Required work :: Answer with one number: the count of lines in this material that hold the word "document".

[START Records provided]

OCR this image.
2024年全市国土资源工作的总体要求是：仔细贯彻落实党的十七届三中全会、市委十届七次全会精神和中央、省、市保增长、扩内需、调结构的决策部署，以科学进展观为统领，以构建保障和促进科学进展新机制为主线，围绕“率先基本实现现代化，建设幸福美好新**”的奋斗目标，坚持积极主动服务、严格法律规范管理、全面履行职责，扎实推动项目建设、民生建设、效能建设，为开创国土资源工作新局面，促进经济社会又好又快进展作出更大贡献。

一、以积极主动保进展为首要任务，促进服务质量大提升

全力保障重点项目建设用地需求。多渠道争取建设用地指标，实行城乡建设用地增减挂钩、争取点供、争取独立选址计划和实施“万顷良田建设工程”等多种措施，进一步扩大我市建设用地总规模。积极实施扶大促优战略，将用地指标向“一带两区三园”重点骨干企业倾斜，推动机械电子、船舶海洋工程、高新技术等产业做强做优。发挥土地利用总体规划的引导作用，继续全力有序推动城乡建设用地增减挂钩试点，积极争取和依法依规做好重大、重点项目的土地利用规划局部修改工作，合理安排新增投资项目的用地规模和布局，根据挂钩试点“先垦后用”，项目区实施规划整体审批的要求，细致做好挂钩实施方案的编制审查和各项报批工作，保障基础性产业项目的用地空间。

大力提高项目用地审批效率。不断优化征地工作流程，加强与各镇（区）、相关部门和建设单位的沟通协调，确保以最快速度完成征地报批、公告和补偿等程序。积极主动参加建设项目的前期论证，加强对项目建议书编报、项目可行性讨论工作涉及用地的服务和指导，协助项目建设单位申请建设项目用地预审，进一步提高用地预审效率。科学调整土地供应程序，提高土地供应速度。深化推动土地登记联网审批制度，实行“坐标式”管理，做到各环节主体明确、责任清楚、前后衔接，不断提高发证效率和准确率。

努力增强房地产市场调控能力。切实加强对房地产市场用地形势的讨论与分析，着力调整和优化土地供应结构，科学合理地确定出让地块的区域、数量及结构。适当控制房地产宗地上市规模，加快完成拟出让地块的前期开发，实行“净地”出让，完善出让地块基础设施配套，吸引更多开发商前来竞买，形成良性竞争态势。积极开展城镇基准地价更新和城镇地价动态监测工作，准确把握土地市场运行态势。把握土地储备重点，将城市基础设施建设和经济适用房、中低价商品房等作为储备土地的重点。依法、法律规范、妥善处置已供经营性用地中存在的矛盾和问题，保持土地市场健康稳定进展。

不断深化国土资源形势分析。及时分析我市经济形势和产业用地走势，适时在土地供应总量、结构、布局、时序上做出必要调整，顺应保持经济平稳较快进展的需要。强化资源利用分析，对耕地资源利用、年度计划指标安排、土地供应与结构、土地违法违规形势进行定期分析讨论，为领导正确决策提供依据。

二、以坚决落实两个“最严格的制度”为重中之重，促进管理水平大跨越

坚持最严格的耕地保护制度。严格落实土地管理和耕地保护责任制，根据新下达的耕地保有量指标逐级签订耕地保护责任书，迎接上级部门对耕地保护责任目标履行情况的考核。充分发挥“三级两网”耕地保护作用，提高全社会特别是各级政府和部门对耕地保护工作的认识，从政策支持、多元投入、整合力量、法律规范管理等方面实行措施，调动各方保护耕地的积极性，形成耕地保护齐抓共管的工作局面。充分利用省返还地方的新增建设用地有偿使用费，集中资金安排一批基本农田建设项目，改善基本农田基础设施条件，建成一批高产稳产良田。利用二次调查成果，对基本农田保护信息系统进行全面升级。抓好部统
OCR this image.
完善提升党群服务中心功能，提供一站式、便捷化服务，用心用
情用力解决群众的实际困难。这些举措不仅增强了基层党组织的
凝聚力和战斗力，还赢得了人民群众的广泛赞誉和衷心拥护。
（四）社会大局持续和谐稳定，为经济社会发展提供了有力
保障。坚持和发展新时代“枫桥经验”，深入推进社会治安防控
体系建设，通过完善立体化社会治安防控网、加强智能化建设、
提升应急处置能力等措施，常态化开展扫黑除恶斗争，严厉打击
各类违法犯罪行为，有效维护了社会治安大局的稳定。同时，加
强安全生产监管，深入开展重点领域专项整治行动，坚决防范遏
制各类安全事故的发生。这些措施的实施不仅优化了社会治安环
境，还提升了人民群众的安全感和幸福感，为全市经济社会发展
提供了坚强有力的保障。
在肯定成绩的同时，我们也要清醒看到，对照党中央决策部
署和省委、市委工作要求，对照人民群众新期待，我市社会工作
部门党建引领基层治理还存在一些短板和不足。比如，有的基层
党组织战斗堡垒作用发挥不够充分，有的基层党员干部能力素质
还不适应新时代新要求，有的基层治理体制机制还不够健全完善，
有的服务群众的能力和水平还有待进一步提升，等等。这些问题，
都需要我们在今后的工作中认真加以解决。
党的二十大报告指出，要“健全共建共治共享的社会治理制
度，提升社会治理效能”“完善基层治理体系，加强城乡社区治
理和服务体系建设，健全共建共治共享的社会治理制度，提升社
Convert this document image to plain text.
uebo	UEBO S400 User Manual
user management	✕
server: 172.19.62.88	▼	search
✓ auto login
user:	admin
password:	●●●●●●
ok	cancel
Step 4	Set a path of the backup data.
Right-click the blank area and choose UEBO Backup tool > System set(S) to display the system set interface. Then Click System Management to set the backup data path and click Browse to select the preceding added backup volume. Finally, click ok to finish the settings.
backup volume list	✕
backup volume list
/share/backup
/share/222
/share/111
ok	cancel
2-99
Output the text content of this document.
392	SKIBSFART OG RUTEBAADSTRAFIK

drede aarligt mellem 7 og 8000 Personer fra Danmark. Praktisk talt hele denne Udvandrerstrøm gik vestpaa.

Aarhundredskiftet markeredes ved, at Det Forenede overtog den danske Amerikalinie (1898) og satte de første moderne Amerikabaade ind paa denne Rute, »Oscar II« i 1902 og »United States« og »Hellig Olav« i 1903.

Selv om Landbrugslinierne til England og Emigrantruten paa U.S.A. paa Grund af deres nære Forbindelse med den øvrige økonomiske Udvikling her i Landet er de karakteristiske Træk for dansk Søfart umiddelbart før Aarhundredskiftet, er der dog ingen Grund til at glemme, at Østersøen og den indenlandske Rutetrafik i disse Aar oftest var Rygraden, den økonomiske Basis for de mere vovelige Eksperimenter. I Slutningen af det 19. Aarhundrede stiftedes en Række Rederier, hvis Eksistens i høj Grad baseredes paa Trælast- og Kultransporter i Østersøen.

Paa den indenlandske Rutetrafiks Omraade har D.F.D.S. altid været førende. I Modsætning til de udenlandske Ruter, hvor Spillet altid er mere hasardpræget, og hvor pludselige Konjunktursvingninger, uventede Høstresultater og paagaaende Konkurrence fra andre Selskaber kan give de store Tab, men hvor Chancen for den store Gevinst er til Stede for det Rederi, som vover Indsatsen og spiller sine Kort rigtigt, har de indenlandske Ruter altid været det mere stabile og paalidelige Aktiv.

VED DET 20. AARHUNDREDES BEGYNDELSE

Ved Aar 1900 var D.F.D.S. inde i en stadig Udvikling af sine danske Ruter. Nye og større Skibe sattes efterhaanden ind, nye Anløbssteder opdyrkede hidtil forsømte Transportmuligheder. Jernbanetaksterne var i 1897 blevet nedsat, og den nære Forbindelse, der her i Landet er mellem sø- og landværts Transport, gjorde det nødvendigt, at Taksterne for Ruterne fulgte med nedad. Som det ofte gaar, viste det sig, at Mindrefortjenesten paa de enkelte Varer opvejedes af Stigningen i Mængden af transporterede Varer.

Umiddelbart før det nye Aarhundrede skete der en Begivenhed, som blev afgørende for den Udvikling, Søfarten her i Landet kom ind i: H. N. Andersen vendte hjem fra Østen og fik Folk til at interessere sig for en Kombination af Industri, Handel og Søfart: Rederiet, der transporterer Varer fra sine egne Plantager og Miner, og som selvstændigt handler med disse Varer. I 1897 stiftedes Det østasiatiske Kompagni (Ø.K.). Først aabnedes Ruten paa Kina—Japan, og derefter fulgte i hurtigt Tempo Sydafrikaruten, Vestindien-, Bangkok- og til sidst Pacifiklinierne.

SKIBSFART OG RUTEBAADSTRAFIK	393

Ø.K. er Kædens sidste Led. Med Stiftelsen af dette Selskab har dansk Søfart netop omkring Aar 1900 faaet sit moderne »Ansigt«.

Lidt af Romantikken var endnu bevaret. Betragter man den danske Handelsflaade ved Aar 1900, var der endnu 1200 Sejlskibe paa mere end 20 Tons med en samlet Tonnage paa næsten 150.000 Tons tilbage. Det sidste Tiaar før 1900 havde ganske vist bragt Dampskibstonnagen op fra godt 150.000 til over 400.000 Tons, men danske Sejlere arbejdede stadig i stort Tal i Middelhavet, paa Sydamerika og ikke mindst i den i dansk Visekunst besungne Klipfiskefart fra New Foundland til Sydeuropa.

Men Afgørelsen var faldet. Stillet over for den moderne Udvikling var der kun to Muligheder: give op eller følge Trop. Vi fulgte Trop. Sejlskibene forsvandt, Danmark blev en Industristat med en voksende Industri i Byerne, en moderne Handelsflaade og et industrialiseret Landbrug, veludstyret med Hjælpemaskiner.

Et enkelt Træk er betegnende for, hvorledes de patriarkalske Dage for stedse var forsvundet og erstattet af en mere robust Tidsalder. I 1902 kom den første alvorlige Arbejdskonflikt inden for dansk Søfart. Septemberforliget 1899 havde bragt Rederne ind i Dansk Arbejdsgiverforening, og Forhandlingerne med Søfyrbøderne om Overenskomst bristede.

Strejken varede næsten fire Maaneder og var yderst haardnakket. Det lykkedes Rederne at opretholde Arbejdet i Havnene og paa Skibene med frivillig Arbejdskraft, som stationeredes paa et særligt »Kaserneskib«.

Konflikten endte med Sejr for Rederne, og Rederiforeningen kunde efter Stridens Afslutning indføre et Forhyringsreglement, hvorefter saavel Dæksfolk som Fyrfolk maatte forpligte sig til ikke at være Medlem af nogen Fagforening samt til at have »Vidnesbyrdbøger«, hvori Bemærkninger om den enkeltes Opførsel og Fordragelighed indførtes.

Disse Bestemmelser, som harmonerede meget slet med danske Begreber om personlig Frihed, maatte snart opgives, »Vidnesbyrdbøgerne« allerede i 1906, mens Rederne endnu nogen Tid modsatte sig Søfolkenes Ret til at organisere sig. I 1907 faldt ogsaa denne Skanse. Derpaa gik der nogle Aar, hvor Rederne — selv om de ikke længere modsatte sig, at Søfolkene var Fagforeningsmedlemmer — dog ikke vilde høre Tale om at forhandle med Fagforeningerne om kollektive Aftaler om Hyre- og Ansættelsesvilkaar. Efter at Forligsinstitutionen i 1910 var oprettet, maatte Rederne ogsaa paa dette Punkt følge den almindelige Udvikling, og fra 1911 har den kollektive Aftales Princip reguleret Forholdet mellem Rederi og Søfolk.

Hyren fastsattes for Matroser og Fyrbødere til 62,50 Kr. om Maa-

[END Records provided]

Complete output :: 2